**Direction:** Filter the entries, keeping every line with the word "постановлением".

------ Information provided ------

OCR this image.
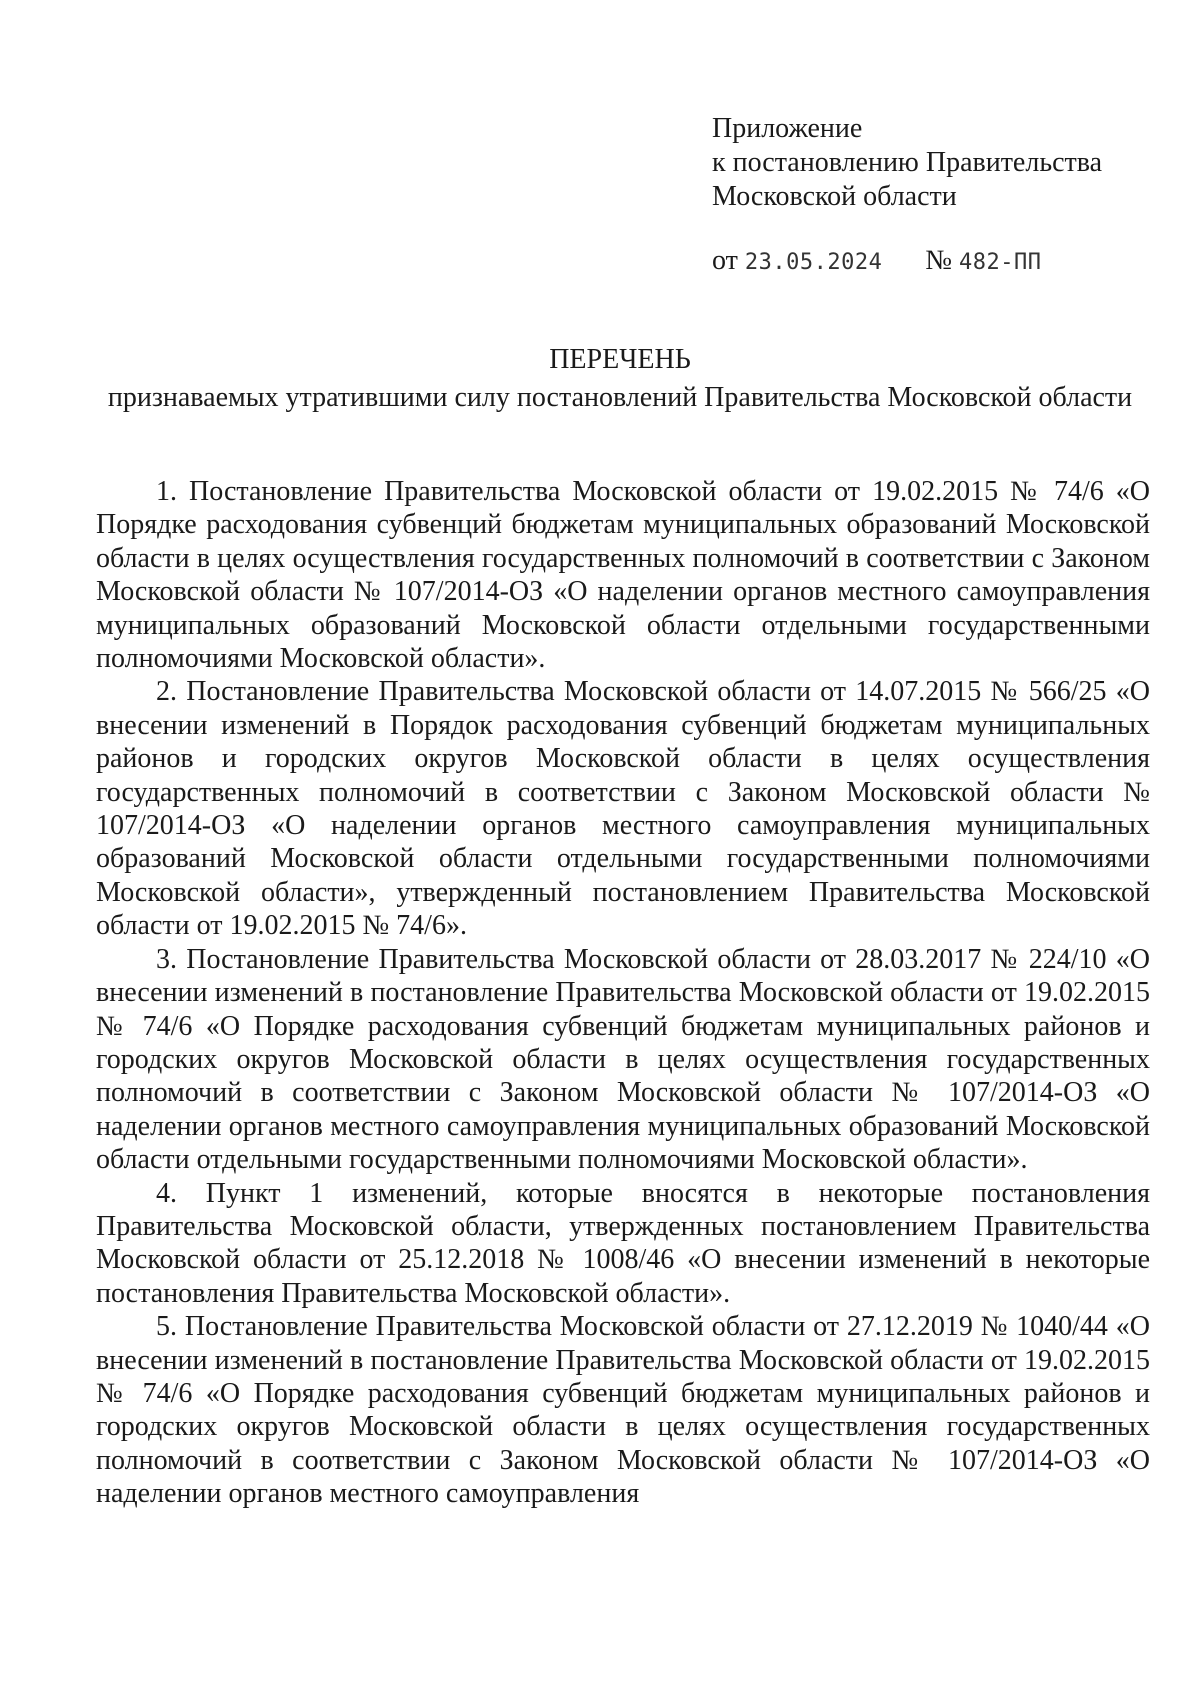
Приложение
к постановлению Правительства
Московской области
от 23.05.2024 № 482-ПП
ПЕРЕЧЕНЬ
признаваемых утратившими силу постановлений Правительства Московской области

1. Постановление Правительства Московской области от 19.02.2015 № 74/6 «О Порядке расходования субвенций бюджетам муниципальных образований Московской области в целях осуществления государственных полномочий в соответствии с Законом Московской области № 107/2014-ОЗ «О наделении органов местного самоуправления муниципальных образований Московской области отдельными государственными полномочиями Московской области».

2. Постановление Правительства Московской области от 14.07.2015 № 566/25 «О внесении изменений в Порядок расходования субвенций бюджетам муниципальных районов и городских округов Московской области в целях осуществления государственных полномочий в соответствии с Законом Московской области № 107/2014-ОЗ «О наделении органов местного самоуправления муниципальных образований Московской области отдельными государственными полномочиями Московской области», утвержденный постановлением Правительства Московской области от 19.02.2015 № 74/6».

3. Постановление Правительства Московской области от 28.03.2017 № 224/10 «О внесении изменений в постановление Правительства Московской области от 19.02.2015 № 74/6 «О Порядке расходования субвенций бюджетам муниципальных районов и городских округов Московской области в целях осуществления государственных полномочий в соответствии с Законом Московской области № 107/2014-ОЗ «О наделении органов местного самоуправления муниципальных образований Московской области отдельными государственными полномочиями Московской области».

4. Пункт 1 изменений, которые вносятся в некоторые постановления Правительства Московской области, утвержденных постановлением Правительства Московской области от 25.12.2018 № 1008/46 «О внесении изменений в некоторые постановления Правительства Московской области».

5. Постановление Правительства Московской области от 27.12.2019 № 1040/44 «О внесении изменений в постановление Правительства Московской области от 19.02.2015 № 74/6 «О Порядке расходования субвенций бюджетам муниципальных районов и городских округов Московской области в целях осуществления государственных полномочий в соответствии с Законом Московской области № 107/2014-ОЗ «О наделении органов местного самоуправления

------

**Written reply:**
2. Постановление Правительства Московской области от 14.07.2015 № 566/25 «О внесении изменений в Порядок расходования субвенций бюджетам муниципальных районов и городских округов Московской области в целях осуществления государственных полномочий в соответствии с Законом Московской области № 107/2014-ОЗ «О наделении органов местного самоуправления муниципальных образований Московской области отдельными государственными полномочиями Московской области», утвержденный постановлением Правительства Московской области от 19.02.2015 № 74/6».
4. Пункт 1 изменений, которые вносятся в некоторые постановления Правительства Московской области, утвержденных постановлением Правительства Московской области от 25.12.2018 № 1008/46 «О внесении изменений в некоторые постановления Правительства Московской области».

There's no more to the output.